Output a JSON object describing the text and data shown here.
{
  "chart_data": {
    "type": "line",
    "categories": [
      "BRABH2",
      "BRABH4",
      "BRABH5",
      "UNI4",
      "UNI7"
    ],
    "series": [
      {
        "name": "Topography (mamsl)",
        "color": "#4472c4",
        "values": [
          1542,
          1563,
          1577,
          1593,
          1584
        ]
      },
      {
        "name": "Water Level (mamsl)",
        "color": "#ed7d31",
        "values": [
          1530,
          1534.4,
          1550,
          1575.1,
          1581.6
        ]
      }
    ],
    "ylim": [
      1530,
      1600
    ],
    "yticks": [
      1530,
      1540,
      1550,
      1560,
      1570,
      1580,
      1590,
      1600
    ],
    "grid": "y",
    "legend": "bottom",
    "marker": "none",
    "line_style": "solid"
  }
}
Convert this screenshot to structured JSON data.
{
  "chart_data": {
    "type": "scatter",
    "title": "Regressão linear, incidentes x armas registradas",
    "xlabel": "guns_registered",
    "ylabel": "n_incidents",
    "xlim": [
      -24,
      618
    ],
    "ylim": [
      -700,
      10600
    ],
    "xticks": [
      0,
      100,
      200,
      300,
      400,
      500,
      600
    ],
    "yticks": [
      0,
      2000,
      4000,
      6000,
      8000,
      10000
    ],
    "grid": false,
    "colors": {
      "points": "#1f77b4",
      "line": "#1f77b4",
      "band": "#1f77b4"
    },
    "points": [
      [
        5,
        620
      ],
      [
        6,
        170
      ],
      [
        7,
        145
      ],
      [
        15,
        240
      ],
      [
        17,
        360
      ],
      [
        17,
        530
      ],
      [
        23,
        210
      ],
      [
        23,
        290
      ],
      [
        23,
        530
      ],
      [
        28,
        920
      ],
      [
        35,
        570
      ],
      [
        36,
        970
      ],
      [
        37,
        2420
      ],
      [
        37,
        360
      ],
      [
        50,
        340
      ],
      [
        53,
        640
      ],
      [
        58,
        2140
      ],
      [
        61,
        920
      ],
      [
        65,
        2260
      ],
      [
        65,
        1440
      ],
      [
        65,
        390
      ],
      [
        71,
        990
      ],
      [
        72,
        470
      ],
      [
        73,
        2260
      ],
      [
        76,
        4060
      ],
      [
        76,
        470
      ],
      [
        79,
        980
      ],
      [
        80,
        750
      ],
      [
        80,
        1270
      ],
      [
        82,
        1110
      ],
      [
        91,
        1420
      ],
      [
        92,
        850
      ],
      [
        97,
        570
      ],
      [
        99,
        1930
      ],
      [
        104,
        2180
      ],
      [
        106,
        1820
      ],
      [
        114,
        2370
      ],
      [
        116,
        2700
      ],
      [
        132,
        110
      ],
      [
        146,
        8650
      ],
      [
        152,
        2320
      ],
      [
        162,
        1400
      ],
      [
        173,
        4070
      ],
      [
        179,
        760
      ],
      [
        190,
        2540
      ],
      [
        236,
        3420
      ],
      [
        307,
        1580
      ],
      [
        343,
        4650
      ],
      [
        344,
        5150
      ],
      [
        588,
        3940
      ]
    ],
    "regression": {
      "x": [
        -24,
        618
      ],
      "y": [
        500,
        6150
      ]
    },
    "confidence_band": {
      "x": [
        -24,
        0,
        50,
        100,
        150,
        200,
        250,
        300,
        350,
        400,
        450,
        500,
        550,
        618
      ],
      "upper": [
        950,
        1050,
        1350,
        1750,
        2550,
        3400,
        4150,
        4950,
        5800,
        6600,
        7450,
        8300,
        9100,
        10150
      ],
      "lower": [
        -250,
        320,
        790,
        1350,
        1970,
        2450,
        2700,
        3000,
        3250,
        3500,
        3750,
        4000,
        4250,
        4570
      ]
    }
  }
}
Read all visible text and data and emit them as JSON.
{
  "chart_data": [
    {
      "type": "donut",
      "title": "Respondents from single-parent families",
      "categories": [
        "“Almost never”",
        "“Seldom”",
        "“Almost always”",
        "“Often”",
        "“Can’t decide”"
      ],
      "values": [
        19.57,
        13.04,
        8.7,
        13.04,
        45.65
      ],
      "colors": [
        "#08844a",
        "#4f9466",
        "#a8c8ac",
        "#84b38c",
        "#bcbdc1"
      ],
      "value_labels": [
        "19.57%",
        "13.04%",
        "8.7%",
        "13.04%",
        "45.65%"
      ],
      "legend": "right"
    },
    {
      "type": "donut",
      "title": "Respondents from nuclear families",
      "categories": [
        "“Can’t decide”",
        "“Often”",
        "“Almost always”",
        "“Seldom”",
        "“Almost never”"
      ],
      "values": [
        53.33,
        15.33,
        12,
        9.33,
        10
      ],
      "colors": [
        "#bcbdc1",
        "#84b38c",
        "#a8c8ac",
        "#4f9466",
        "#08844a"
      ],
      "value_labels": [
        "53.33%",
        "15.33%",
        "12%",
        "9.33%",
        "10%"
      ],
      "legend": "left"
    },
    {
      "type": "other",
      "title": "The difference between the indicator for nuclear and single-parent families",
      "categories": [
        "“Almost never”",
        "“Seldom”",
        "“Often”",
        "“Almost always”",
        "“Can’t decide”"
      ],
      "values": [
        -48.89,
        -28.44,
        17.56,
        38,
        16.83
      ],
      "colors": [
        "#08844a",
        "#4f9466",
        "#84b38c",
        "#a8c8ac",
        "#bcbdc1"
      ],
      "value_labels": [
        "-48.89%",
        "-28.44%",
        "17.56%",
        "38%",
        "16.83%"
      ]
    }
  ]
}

> [DIRECTIONS FOR THIS TASK] Output every line above without altering anything.

> [WRITTEN SOLUTION]
Output a JSON object describing the text and data shown here.
{
  "chart_data": {
    "type": "line",
    "categories": [
      "BRABH2",
      "BRABH4",
      "BRABH5",
      "UNI4",
      "UNI7"
    ],
    "series": [
      {
        "name": "Topography (mamsl)",
        "color": "#4472c4",
        "values": [
          1542,
          1563,
          1577,
          1593,
          1584
        ]
      },
      {
        "name": "Water Level (mamsl)",
        "color": "#ed7d31",
        "values": [
          1530,
          1534.4,
          1550,
          1575.1,
          1581.6
        ]
      }
    ],
    "ylim": [
      1530,
      1600
    ],
    "yticks": [
      1530,
      1540,
      1550,
      1560,
      1570,
      1580,
      1590,
      1600
    ],
    "grid": "y",
    "legend": "bottom",
    "marker": "none",
    "line_style": "solid"
  }
}
Convert this screenshot to structured JSON data.
{
  "chart_data": {
    "type": "scatter",
    "title": "Regressão linear, incidentes x armas registradas",
    "xlabel": "guns_registered",
    "ylabel": "n_incidents",
    "xlim": [
      -24,
      618
    ],
    "ylim": [
      -700,
      10600
    ],
    "xticks": [
      0,
      100,
      200,
      300,
      400,
      500,
      600
    ],
    "yticks": [
      0,
      2000,
      4000,
      6000,
      8000,
      10000
    ],
    "grid": false,
    "colors": {
      "points": "#1f77b4",
      "line": "#1f77b4",
      "band": "#1f77b4"
    },
    "points": [
      [
        5,
        620
      ],
      [
        6,
        170
      ],
      [
        7,
        145
      ],
      [
        15,
        240
      ],
      [
        17,
        360
      ],
      [
        17,
        530
      ],
      [
        23,
        210
      ],
      [
        23,
        290
      ],
      [
        23,
        530
      ],
      [
        28,
        920
      ],
      [
        35,
        570
      ],
      [
        36,
        970
      ],
      [
        37,
        2420
      ],
      [
        37,
        360
      ],
      [
        50,
        340
      ],
      [
        53,
        640
      ],
      [
        58,
        2140
      ],
      [
        61,
        920
      ],
      [
        65,
        2260
      ],
      [
        65,
        1440
      ],
      [
        65,
        390
      ],
      [
        71,
        990
      ],
      [
        72,
        470
      ],
      [
        73,
        2260
      ],
      [
        76,
        4060
      ],
      [
        76,
        470
      ],
      [
        79,
        980
      ],
      [
        80,
        750
      ],
      [
        80,
        1270
      ],
      [
        82,
        1110
      ],
      [
        91,
        1420
      ],
      [
        92,
        850
      ],
      [
        97,
        570
      ],
      [
        99,
        1930
      ],
      [
        104,
        2180
      ],
      [
        106,
        1820
      ],
      [
        114,
        2370
      ],
      [
        116,
        2700
      ],
      [
        132,
        110
      ],
      [
        146,
        8650
      ],
      [
        152,
        2320
      ],
      [
        162,
        1400
      ],
      [
        173,
        4070
      ],
      [
        179,
        760
      ],
      [
        190,
        2540
      ],
      [
        236,
        3420
      ],
      [
        307,
        1580
      ],
      [
        343,
        4650
      ],
      [
        344,
        5150
      ],
      [
        588,
        3940
      ]
    ],
    "regression": {
      "x": [
        -24,
        618
      ],
      "y": [
        500,
        6150
      ]
    },
    "confidence_band": {
      "x": [
        -24,
        0,
        50,
        100,
        150,
        200,
        250,
        300,
        350,
        400,
        450,
        500,
        550,
        618
      ],
      "upper": [
        950,
        1050,
        1350,
        1750,
        2550,
        3400,
        4150,
        4950,
        5800,
        6600,
        7450,
        8300,
        9100,
        10150
      ],
      "lower": [
        -250,
        320,
        790,
        1350,
        1970,
        2450,
        2700,
        3000,
        3250,
        3500,
        3750,
        4000,
        4250,
        4570
      ]
    }
  }
}
Read all visible text and data and emit them as JSON.
{
  "chart_data": [
    {
      "type": "donut",
      "title": "Respondents from single-parent families",
      "categories": [
        "“Almost never”",
        "“Seldom”",
        "“Almost always”",
        "“Often”",
        "“Can’t decide”"
      ],
      "values": [
        19.57,
        13.04,
        8.7,
        13.04,
        45.65
      ],
      "colors": [
        "#08844a",
        "#4f9466",
        "#a8c8ac",
        "#84b38c",
        "#bcbdc1"
      ],
      "value_labels": [
        "19.57%",
        "13.04%",
        "8.7%",
        "13.04%",
        "45.65%"
      ],
      "legend": "right"
    },
    {
      "type": "donut",
      "title": "Respondents from nuclear families",
      "categories": [
        "“Can’t decide”",
        "“Often”",
        "“Almost always”",
        "“Seldom”",
        "“Almost never”"
      ],
      "values": [
        53.33,
        15.33,
        12,
        9.33,
        10
      ],
      "colors": [
        "#bcbdc1",
        "#84b38c",
        "#a8c8ac",
        "#4f9466",
        "#08844a"
      ],
      "value_labels": [
        "53.33%",
        "15.33%",
        "12%",
        "9.33%",
        "10%"
      ],
      "legend": "left"
    },
    {
      "type": "other",
      "title": "The difference between the indicator for nuclear and single-parent families",
      "categories": [
        "“Almost never”",
        "“Seldom”",
        "“Often”",
        "“Almost always”",
        "“Can’t decide”"
      ],
      "values": [
        -48.89,
        -28.44,
        17.56,
        38,
        16.83
      ],
      "colors": [
        "#08844a",
        "#4f9466",
        "#84b38c",
        "#a8c8ac",
        "#bcbdc1"
      ],
      "value_labels": [
        "-48.89%",
        "-28.44%",
        "17.56%",
        "38%",
        "16.83%"
      ]
    }
  ]
}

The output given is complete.